**Required task**
From the listing below, select every line where the word "базы" appears.

* Start *

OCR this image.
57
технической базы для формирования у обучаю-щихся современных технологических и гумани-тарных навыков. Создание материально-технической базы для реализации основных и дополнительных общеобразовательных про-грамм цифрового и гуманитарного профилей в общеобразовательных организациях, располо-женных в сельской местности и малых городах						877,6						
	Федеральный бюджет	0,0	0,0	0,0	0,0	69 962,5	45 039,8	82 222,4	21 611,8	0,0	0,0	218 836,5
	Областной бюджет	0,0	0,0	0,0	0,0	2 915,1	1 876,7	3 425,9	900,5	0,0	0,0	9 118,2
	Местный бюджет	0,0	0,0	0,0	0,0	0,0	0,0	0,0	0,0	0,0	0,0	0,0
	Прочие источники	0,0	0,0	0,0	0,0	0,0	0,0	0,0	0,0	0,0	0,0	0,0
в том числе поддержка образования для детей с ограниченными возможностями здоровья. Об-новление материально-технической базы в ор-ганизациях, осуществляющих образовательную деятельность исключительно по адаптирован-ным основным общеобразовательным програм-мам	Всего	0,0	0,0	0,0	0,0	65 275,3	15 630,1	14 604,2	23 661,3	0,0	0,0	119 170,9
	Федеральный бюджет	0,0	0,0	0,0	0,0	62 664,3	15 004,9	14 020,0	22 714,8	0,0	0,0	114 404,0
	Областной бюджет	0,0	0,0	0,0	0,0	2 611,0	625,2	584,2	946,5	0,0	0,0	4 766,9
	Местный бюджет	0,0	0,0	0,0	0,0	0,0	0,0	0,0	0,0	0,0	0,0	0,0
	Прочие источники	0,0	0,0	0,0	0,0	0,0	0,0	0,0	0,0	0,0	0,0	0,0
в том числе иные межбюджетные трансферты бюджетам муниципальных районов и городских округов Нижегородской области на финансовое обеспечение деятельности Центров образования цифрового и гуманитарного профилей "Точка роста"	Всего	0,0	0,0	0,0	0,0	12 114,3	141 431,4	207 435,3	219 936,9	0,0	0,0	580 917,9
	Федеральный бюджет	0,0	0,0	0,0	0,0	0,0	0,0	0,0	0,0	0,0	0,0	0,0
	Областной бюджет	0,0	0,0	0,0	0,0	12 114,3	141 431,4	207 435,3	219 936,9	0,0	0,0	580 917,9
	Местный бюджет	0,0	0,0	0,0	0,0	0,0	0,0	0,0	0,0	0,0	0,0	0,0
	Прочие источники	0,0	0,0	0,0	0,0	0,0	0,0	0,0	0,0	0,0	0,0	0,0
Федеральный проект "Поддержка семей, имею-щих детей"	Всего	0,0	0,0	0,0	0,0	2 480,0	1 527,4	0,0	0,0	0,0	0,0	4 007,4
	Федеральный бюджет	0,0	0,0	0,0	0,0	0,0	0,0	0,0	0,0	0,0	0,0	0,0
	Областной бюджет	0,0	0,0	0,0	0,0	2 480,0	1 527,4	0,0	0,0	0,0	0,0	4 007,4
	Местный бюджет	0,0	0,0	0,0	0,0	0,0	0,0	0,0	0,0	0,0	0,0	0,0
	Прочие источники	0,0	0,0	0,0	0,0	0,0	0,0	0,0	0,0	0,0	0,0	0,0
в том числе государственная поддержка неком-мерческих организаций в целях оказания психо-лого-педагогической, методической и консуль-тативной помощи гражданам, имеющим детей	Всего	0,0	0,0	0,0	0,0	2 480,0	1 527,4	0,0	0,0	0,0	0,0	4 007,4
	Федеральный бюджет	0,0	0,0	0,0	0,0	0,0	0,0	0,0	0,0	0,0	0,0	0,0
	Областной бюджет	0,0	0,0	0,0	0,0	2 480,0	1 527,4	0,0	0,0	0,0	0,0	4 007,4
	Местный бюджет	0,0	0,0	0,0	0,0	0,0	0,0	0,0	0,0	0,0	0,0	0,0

* End *

**Completed task**
технической базы для формирования у обучаю-щихся современных технологических и гумани-тарных навыков. Создание материально-технической базы для реализации основных и дополнительных общеобразовательных про-грамм цифрового и гуманитарного профилей в общеобразовательных организациях, располо-женных в сельской местности и малых городах						877,6						
в том числе поддержка образования для детей с ограниченными возможностями здоровья. Об-новление материально-технической базы в ор-ганизациях, осуществляющих образовательную деятельность исключительно по адаптирован-ным основным общеобразовательным програм-мам	Всего	0,0	0,0	0,0	0,0	65 275,3	15 630,1	14 604,2	23 661,3	0,0	0,0	119 170,9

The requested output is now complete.